EXERCISE DIRECTIONS: Transcribe the full listing below exactly.
## Start EXTRACTED DATA
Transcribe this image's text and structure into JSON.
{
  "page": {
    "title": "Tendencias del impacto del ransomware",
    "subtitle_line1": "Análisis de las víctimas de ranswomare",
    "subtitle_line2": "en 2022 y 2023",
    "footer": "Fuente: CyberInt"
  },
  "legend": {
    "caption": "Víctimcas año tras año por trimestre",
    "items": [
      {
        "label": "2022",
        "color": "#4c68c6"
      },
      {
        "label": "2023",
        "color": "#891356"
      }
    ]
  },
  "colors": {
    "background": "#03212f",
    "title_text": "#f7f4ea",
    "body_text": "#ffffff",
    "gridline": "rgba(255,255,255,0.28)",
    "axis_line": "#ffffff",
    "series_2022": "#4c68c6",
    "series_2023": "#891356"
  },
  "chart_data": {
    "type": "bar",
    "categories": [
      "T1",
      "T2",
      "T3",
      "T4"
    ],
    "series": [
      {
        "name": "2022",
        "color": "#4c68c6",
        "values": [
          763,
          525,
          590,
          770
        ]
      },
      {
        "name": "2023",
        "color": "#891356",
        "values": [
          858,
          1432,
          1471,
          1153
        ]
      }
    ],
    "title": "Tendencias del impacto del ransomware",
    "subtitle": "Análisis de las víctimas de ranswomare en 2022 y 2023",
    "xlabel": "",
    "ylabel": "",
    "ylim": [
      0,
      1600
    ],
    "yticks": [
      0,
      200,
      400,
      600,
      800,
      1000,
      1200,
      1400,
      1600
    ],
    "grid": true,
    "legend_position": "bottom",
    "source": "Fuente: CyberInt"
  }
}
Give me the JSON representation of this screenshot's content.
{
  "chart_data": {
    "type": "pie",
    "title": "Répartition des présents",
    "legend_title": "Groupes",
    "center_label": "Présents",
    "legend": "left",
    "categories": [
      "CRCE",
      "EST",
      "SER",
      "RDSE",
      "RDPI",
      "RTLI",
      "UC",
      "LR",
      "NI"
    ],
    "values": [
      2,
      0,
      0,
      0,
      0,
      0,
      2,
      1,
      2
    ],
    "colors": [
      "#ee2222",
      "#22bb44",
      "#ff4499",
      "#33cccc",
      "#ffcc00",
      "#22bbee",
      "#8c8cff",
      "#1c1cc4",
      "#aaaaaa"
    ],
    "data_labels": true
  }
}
## End EXTRACTED DATA
SOLUTION TO THIS TASK:
Transcribe this image's text and structure into JSON.
{
  "page": {
    "title": "Tendencias del impacto del ransomware",
    "subtitle_line1": "Análisis de las víctimas de ranswomare",
    "subtitle_line2": "en 2022 y 2023",
    "footer": "Fuente: CyberInt"
  },
  "legend": {
    "caption": "Víctimcas año tras año por trimestre",
    "items": [
      {
        "label": "2022",
        "color": "#4c68c6"
      },
      {
        "label": "2023",
        "color": "#891356"
      }
    ]
  },
  "colors": {
    "background": "#03212f",
    "title_text": "#f7f4ea",
    "body_text": "#ffffff",
    "gridline": "rgba(255,255,255,0.28)",
    "axis_line": "#ffffff",
    "series_2022": "#4c68c6",
    "series_2023": "#891356"
  },
  "chart_data": {
    "type": "bar",
    "categories": [
      "T1",
      "T2",
      "T3",
      "T4"
    ],
    "series": [
      {
        "name": "2022",
        "color": "#4c68c6",
        "values": [
          763,
          525,
          590,
          770
        ]
      },
      {
        "name": "2023",
        "color": "#891356",
        "values": [
          858,
          1432,
          1471,
          1153
        ]
      }
    ],
    "title": "Tendencias del impacto del ransomware",
    "subtitle": "Análisis de las víctimas de ranswomare en 2022 y 2023",
    "xlabel": "",
    "ylabel": "",
    "ylim": [
      0,
      1600
    ],
    "yticks": [
      0,
      200,
      400,
      600,
      800,
      1000,
      1200,
      1400,
      1600
    ],
    "grid": true,
    "legend_position": "bottom",
    "source": "Fuente: CyberInt"
  }
}
Give me the JSON representation of this screenshot's content.
{
  "chart_data": {
    "type": "pie",
    "title": "Répartition des présents",
    "legend_title": "Groupes",
    "center_label": "Présents",
    "legend": "left",
    "categories": [
      "CRCE",
      "EST",
      "SER",
      "RDSE",
      "RDPI",
      "RTLI",
      "UC",
      "LR",
      "NI"
    ],
    "values": [
      2,
      0,
      0,
      0,
      0,
      0,
      2,
      1,
      2
    ],
    "colors": [
      "#ee2222",
      "#22bb44",
      "#ff4499",
      "#33cccc",
      "#ffcc00",
      "#22bbee",
      "#8c8cff",
      "#1c1cc4",
      "#aaaaaa"
    ],
    "data_labels": true
  }
}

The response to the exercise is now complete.